======== Recorded data

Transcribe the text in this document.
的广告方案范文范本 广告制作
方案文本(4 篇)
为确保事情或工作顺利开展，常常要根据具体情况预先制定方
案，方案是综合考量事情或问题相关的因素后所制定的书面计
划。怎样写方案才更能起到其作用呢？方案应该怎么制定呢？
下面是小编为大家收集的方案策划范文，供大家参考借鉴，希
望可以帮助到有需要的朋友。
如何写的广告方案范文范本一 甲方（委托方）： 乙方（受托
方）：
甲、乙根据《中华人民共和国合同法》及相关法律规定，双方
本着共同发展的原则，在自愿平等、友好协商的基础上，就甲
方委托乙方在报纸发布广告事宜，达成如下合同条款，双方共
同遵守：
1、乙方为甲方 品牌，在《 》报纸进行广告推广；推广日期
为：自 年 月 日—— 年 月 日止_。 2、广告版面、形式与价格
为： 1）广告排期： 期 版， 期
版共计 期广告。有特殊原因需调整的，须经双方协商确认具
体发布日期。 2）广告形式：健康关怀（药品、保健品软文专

================

● What you have to do:
Reproduce the full set of records precisely.

● Response:
Transcribe the text in this document.
的广告方案范文范本 广告制作
方案文本(4 篇)
为确保事情或工作顺利开展，常常要根据具体情况预先制定方
案，方案是综合考量事情或问题相关的因素后所制定的书面计
划。怎样写方案才更能起到其作用呢？方案应该怎么制定呢？
下面是小编为大家收集的方案策划范文，供大家参考借鉴，希
望可以帮助到有需要的朋友。
如何写的广告方案范文范本一 甲方（委托方）： 乙方（受托
方）：
甲、乙根据《中华人民共和国合同法》及相关法律规定，双方
本着共同发展的原则，在自愿平等、友好协商的基础上，就甲
方委托乙方在报纸发布广告事宜，达成如下合同条款，双方共
同遵守：
1、乙方为甲方 品牌，在《 》报纸进行广告推广；推广日期
为：自 年 月 日—— 年 月 日止_。 2、广告版面、形式与价格
为： 1）广告排期： 期 版， 期
版共计 期广告。有特殊原因需调整的，须经双方协商确认具
体发布日期。 2）广告形式：健康关怀（药品、保健品软文专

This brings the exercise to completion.